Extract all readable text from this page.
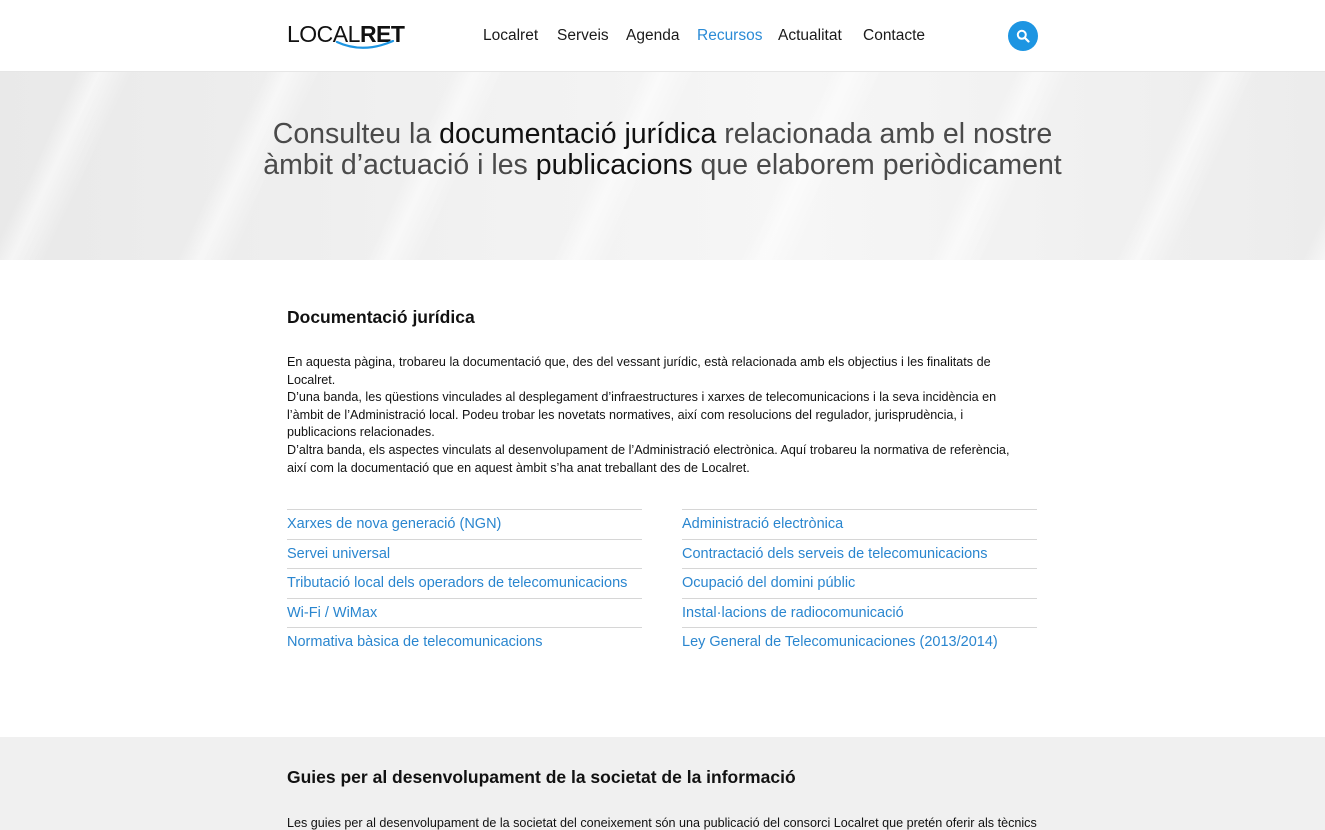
LOCALRET	Localret	Serveis	Agenda	Recursos	Actualitat	Contacte
Consulteu la documentació jurídica relacionada amb el nostre àmbit d’actuació i les publicacions que elaborem periòdicament
Documentació jurídica

En aquesta pàgina, trobareu la documentació que, des del vessant jurídic, està relacionada amb els objectius i les finalitats de Localret.

D’una banda, les qüestions vinculades al desplegament d’infraestructures i xarxes de telecomunicacions i la seva incidència en l’àmbit de l’Administració local. Podeu trobar les novetats normatives, així com resolucions del regulador, jurisprudència, i publicacions relacionades.

D’altra banda, els aspectes vinculats al desenvolupament de l’Administració electrònica. Aquí trobareu la normativa de referència, així com la documentació que en aquest àmbit s’ha anat treballant des de Localret.

Xarxes de nova generació (NGN)
Servei universal
Tributació local dels operadors de telecomunicacions
Wi-Fi / WiMax
Normativa bàsica de telecomunicacions
Administració electrònica
Contractació dels serveis de telecomunicacions
Ocupació del domini públic
Instal·lacions de radiocomunicació
Ley General de Telecomunicaciones (2013/2014)
Guies per al desenvolupament de la societat de la informació

Les guies per al desenvolupament de la societat del coneixement són una publicació del consorci Localret que pretén oferir als tècnics
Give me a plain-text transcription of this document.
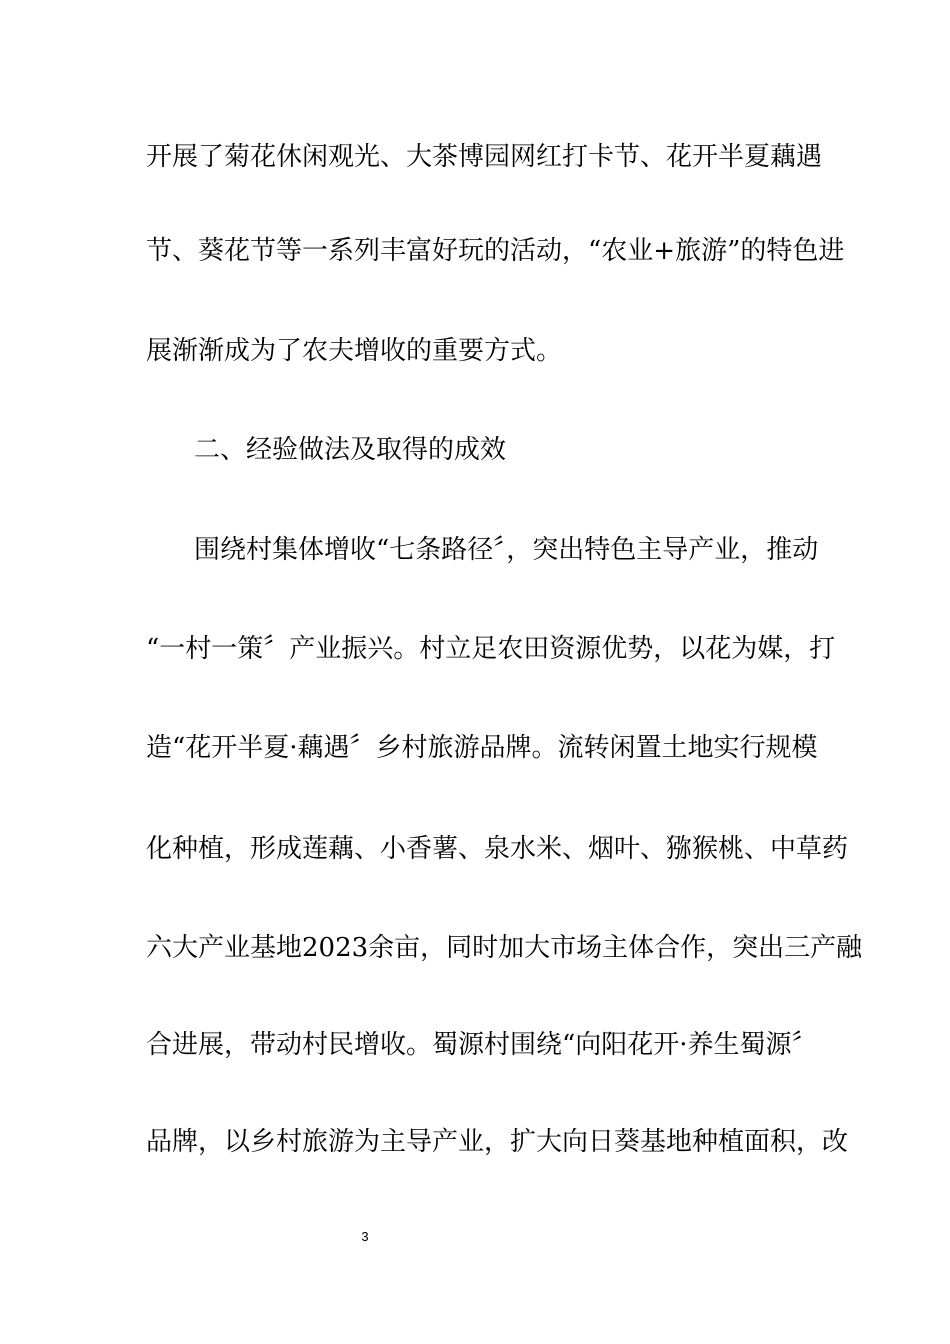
开展了菊花休闲观光、大茶博园网红打卡节、花开半夏藕遇
节、葵花节等一系列丰富好玩的活动，“农业+旅游”的特色进
展渐渐成为了农夫增收的重要方式。
二、经验做法及取得的成效
围绕村集体增收“七条路径〞，突出特色主导产业，推动
“一村一策〞产业振兴。村立足农田资源优势，以花为媒，打
造“花开半夏·藕遇〞乡村旅游品牌。流转闲置土地实行规模
化种植，形成莲藕、小香薯、泉水米、烟叶、猕猴桃、中草药
六大产业基地2023余亩，同时加大市场主体合作，突出三产融
合进展，带动村民增收。蜀源村围绕“向阳花开·养生蜀源〞
品牌，以乡村旅游为主导产业，扩大向日葵基地种植面积，改
3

◆ **STATED EXERCISE**
In the records above, find the line containing "Give me a plain-text", then please restate it and each line after it word for word, pictures excluded.

◆ **RESPONSE BELOW**
Give me a plain-text transcription of this document.
开展了菊花休闲观光、大茶博园网红打卡节、花开半夏藕遇
节、葵花节等一系列丰富好玩的活动，“农业+旅游”的特色进
展渐渐成为了农夫增收的重要方式。
二、经验做法及取得的成效
围绕村集体增收“七条路径〞，突出特色主导产业，推动
“一村一策〞产业振兴。村立足农田资源优势，以花为媒，打
造“花开半夏·藕遇〞乡村旅游品牌。流转闲置土地实行规模
化种植，形成莲藕、小香薯、泉水米、烟叶、猕猴桃、中草药
六大产业基地2023余亩，同时加大市场主体合作，突出三产融
合进展，带动村民增收。蜀源村围绕“向阳花开·养生蜀源〞
品牌，以乡村旅游为主导产业，扩大向日葵基地种植面积，改
3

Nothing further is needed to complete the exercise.